**DO THIS:** The entries below should be transcribed in their entirety, exactly as written.

··· MATERIAL SUPPLIED ···

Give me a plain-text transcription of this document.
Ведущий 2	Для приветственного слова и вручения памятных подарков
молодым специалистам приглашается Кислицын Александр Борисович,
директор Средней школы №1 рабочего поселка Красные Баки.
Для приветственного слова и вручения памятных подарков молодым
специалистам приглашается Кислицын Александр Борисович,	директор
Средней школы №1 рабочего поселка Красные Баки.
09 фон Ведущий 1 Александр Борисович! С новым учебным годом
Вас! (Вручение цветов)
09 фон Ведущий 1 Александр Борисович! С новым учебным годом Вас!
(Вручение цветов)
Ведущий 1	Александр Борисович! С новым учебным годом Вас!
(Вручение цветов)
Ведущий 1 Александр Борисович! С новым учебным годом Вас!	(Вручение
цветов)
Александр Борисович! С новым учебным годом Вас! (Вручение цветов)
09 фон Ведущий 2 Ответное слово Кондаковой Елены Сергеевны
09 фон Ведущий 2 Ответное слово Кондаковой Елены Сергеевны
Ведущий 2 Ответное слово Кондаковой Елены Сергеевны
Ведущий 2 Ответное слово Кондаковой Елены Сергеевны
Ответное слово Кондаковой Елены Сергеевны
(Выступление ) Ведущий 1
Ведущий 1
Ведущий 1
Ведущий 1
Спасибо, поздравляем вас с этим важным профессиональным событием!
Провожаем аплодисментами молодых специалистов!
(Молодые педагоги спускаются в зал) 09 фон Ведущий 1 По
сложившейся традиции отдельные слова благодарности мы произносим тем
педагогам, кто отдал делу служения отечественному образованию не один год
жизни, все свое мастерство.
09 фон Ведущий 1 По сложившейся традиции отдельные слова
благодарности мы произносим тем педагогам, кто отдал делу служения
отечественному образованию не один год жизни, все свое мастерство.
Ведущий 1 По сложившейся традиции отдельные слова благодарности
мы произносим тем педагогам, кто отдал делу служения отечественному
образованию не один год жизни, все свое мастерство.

···

**FULL RESPONSE:**
Give me a plain-text transcription of this document.
Ведущий 2	Для приветственного слова и вручения памятных подарков
молодым специалистам приглашается Кислицын Александр Борисович,
директор Средней школы №1 рабочего поселка Красные Баки.
Для приветственного слова и вручения памятных подарков молодым
специалистам приглашается Кислицын Александр Борисович,	директор
Средней школы №1 рабочего поселка Красные Баки.
09 фон Ведущий 1 Александр Борисович! С новым учебным годом
Вас! (Вручение цветов)
09 фон Ведущий 1 Александр Борисович! С новым учебным годом Вас!
(Вручение цветов)
Ведущий 1	Александр Борисович! С новым учебным годом Вас!
(Вручение цветов)
Ведущий 1 Александр Борисович! С новым учебным годом Вас!	(Вручение
цветов)
Александр Борисович! С новым учебным годом Вас! (Вручение цветов)
09 фон Ведущий 2 Ответное слово Кондаковой Елены Сергеевны
09 фон Ведущий 2 Ответное слово Кондаковой Елены Сергеевны
Ведущий 2 Ответное слово Кондаковой Елены Сергеевны
Ведущий 2 Ответное слово Кондаковой Елены Сергеевны
Ответное слово Кондаковой Елены Сергеевны
(Выступление ) Ведущий 1
Ведущий 1
Ведущий 1
Ведущий 1
Спасибо, поздравляем вас с этим важным профессиональным событием!
Провожаем аплодисментами молодых специалистов!
(Молодые педагоги спускаются в зал) 09 фон Ведущий 1 По
сложившейся традиции отдельные слова благодарности мы произносим тем
педагогам, кто отдал делу служения отечественному образованию не один год
жизни, все свое мастерство.
09 фон Ведущий 1 По сложившейся традиции отдельные слова
благодарности мы произносим тем педагогам, кто отдал делу служения
отечественному образованию не один год жизни, все свое мастерство.
Ведущий 1 По сложившейся традиции отдельные слова благодарности
мы произносим тем педагогам, кто отдал делу служения отечественному
образованию не один год жизни, все свое мастерство.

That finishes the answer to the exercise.